**Passage for review**
We have thousands of court cases available online, I have provided two below. Have a perusal if you get the chance.

Court case 1 *(Italian Court ruled that the MMR vaccine caused Autism)*

Court case 2 *(US Court awarded over 1.5 million dollars because the MMR vaccine caused autism in their child)*

According to the CDC, from *2006 to 2017, 5,589 petitions* were adjudicated by the Court, and of those* 3,794 *were compensated. *Since 1988, over 20,215 *petitions have been filed with the VICP. Over tha*t 30-year time period, 17,627 petitions* have been adjudicated, with *6,358 *of those determined to be compensable, while *11,269 were dismissed*.

*Total compensation paid over the life of the program is approximately $4.0 billion*

Bearing in mind these are the only people that had the logic to put the pieces of the puzzle together, to understand that the reason their child is now disabled was due to a vaccine. These are the only people that could afford to take BIG PHARMA to court. These figures are insane from that tiny sample size!!!


*Andrew Wakefield – Fraud, erm …*
Supposedly Dr Wakefield "falsely claimed" that vaccines cause autism. The fact is he never said that. He actually never said that vaccines cause autism. He just said that we should look into this possibility. He also never committed any fraud, as was proven by a scientist that investigated his study and concluded that Dr Wakefield did not commit any fraud. His report was published in the British Medical Journal.

www.bmj.com/rapid-response/2011/11/09/re-how-case-against-mmr-vaccine-was-fixed

_"As a research microbiologist involved with the collection and examination of colonic biopsy samples, I do not believe that Dr. Wakefield intentionally misinterpreted the grading sheets as evidence of "non-specific colitis." Dhillon indicated "non-specific" in a box associated, in some cases, with other forms of colitis. In addition, if Anthony's grading sheets are similar to ones he completed for the Lancet article, they suggest that he diagnosed "colitis" in a number of the children."_

In a press release afterwards the author states:
www.prnewswire.com/news-releases/ongoing-investigations-by-dr-david-lewis-refute-fraud-findings-in-dr-andrew-wakefield-case-133649563.html

_"The grading sheets and other evidence in Wakefield's files clearly show that it is unreasonable to conclude, based on a comparison of the histological records, that Andrew Wakefield 'faked' a link between the MMR vaccine and autism.
Now that these records have seen the light of day, it is time for others to stop using them for this purpose as well. False allegations of research misconduct can destroy the careers of even the most accomplished and reputable scientists overnight. It may take years for them to prove their innocence; and even then the damages are often irreparable. In cases where mistakes are made, every effort should be taken to fully restore the reputations and careers of scientists who are falsely accused of research misconduct."_

So no, Andrew Wakefield didn’t actually do anything wrong other than question authority like all great scientists of the ages. He questioned what we knew as "_truth_" and was pro-active in joining together quite obvious issues that the world needed to know about!

**Dataset excerpts**
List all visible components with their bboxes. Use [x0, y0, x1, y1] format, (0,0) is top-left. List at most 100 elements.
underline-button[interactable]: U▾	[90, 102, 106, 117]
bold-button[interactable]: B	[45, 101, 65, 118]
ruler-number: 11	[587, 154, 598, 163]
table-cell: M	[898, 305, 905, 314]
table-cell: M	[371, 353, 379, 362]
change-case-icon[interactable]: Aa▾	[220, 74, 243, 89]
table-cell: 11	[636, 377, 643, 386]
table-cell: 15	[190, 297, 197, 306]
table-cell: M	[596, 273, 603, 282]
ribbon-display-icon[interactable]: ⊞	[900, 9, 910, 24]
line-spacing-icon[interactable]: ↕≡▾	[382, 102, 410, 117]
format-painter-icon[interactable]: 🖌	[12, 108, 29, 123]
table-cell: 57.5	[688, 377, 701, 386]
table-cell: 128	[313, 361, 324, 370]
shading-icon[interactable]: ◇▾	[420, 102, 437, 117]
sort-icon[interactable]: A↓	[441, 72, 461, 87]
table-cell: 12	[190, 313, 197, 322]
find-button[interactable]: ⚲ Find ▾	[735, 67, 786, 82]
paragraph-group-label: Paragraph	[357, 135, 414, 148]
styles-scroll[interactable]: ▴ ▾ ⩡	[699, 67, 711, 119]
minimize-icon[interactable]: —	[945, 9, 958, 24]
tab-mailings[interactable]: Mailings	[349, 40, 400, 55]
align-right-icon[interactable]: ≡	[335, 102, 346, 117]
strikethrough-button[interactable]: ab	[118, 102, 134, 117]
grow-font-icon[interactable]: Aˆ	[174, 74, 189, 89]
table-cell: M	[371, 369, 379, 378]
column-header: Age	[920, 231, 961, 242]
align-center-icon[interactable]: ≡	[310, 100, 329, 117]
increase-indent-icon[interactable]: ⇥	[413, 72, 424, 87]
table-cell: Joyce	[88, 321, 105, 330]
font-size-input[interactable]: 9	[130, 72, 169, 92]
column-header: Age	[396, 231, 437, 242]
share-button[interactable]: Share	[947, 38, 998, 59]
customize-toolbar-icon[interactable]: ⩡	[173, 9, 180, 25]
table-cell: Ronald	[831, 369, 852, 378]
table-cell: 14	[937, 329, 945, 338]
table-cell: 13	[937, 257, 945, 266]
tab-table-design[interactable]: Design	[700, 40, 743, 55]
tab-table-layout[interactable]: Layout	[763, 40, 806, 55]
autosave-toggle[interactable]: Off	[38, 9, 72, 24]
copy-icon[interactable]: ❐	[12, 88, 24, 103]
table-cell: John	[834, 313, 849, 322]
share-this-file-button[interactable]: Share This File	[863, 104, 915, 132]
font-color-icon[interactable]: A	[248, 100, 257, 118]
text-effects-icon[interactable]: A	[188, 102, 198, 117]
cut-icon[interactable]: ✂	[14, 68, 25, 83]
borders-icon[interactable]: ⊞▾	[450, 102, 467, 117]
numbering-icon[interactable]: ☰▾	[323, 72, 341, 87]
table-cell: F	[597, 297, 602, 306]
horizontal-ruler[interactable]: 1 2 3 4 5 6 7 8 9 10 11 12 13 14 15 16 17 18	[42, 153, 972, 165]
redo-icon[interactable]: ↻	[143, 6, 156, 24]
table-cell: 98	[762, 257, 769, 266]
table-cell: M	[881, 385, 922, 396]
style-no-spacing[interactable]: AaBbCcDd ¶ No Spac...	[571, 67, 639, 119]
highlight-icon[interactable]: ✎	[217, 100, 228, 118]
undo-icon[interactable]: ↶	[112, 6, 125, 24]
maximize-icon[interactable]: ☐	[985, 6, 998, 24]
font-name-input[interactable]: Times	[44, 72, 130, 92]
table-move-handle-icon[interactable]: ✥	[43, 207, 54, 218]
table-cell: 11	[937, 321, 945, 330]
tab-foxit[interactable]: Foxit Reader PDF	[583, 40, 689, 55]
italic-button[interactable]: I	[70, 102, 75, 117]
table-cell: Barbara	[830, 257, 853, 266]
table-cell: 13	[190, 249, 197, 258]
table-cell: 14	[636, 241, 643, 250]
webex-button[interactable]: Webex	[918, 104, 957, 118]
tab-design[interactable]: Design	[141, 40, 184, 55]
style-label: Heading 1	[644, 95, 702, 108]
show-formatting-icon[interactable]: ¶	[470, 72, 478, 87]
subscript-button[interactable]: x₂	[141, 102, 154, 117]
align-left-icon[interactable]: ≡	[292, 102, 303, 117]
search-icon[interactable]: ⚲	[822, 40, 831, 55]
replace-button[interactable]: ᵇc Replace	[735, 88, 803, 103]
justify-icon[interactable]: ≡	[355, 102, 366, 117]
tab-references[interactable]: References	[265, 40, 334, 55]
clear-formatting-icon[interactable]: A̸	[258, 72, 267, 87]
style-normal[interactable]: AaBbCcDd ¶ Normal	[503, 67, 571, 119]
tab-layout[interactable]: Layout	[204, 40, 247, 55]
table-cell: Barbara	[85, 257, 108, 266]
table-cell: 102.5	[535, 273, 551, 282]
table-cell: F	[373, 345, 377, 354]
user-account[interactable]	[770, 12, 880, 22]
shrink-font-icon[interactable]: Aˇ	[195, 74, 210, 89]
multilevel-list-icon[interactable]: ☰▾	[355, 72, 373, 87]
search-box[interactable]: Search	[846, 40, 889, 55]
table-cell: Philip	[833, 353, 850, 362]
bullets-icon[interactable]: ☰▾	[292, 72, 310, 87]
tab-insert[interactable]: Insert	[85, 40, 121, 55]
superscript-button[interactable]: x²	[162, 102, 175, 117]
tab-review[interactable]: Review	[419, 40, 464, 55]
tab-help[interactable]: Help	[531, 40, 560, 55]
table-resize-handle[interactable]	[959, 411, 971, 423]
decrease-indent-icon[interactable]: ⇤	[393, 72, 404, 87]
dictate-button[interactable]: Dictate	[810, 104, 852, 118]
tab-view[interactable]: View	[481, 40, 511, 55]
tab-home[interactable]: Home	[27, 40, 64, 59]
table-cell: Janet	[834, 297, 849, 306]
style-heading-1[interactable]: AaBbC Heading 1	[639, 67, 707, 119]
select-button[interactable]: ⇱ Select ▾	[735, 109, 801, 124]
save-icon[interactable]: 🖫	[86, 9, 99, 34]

**Task directions**
From the post on MMR vaccine court cases, reproduce the passage starting with "Court case 2" and going on through "tiny sample size!!!".

**Response to the exercise**
Court case 2 *(US Court awarded over 1.5 million dollars because the MMR vaccine caused autism in their child)*

According to the CDC, from *2006 to 2017, 5,589 petitions* were adjudicated by the Court, and of those* 3,794 *were compensated. *Since 1988, over 20,215 *petitions have been filed with the VICP. Over tha*t 30-year time period, 17,627 petitions* have been adjudicated, with *6,358 *of those determined to be compensable, while *11,269 were dismissed*.

*Total compensation paid over the life of the program is approximately $4.0 billion*

Bearing in mind these are the only people that had the logic to put the pieces of the puzzle together, to understand that the reason their child is now disabled was due to a vaccine. These are the only people that could afford to take BIG PHARMA to court. These figures are insane from that tiny sample size!!!